DOCUMENT EXTRACT.
----------------
In an effort to blunt the force of this reasoning, the appellant argues that the district court violated her rights under the Court Interpreters Act, 28 U.S.C. § 1827, by not requiring translation of the PSI Report into Vietnamese. The short answer to this plaint is that the district court never found, and the record does not suggest, that the appellant needed the services of an interpreter. Indeed, the district court, as a precaution, prudently arranged for the presence of an interpreter at sentencing, but the appellant and her lawyer made it abundantly clear that the appellant did not require any such assistance. Accordingly, the appellant's invocation of the Court Interpreters Act rings hollow.
In sum, the claim that the district court violated Rule 32(i)(1)(A) is weak, and the claim that the court violated the Court Interpreters Act is simply wrong. In light of the appellant's representations, it appears that the absence of a translation had no effect on her substantial rights. And at any rate, the appellant's conduct contributed heavily to the lack of a translation. Under these circumstances, there is no principled way in which we can find a miscarriage of justice.
The appellant's other claim of error concerns the condition of supervised release directing her to submit to periodic drug testing. The waiver-of-appeal provision applies to this claim as well.
----------------
PROVIDED INFORMATION.
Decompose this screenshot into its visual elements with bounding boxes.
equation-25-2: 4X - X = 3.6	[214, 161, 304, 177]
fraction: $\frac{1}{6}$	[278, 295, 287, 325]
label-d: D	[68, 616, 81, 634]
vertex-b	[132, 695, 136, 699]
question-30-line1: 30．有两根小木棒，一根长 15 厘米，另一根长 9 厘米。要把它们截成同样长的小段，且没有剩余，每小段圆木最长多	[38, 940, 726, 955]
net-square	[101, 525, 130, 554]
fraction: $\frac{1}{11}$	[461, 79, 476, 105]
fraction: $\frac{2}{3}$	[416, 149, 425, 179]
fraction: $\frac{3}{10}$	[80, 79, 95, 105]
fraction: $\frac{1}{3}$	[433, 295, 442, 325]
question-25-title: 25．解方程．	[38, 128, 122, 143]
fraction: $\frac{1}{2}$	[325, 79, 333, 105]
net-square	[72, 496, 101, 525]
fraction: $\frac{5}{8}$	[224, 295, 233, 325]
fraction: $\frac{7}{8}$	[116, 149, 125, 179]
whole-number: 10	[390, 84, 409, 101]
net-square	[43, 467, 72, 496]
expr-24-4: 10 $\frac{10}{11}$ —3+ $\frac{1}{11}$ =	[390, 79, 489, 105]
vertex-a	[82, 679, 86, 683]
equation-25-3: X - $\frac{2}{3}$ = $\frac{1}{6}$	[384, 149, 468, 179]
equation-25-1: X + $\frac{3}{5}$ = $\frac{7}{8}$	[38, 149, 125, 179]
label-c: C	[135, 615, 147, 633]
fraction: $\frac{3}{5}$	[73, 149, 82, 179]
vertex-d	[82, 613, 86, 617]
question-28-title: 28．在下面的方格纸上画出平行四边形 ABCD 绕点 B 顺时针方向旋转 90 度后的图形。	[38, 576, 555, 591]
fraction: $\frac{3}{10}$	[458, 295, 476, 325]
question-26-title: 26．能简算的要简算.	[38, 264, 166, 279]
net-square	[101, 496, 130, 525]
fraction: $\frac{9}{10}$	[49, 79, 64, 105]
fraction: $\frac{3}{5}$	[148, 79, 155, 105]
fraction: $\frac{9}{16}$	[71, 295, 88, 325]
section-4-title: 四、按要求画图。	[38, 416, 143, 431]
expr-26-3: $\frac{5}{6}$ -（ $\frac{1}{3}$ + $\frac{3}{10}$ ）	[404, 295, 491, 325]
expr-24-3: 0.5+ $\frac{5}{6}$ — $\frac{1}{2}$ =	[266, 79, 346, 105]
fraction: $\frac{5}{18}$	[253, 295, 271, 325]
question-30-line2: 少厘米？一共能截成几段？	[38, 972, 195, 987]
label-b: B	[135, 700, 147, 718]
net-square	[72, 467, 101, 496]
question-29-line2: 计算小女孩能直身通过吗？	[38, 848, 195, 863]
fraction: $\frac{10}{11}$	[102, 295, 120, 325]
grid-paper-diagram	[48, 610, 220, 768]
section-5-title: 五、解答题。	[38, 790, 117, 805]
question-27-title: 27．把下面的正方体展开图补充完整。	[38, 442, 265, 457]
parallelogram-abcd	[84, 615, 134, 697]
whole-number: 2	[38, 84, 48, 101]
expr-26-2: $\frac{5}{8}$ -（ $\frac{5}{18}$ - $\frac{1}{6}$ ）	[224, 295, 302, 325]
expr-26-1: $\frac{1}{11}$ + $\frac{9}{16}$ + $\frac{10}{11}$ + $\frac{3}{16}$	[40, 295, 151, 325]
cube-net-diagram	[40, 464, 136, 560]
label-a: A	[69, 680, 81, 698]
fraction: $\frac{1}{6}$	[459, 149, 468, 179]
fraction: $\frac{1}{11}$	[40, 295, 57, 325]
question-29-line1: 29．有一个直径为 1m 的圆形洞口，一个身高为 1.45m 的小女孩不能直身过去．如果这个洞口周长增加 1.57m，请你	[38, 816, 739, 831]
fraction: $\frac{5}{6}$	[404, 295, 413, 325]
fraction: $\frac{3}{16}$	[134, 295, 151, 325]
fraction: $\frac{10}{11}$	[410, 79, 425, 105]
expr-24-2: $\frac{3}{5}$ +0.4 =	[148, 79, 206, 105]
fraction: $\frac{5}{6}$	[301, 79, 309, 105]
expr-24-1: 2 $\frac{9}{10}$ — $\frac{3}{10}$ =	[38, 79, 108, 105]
----------------
REQUEST 1. In the court opinion excerpt, what statute does the appellant say the district court violated by not requiring translation of the PSI Report into Vietnamese?
REQUEST 2. Render this sentence from the court opinion excerpt in Spanish: "The waiver-of-appeal provision applies to this claim as well."
The rows aren't needed for anything here.

RESPONSE 1. The Court Interpreters Act, 28 U.S.C. § 1827.

RESPONSE 2. La disposición de renuncia a la apelación se aplica también a esta reclamación.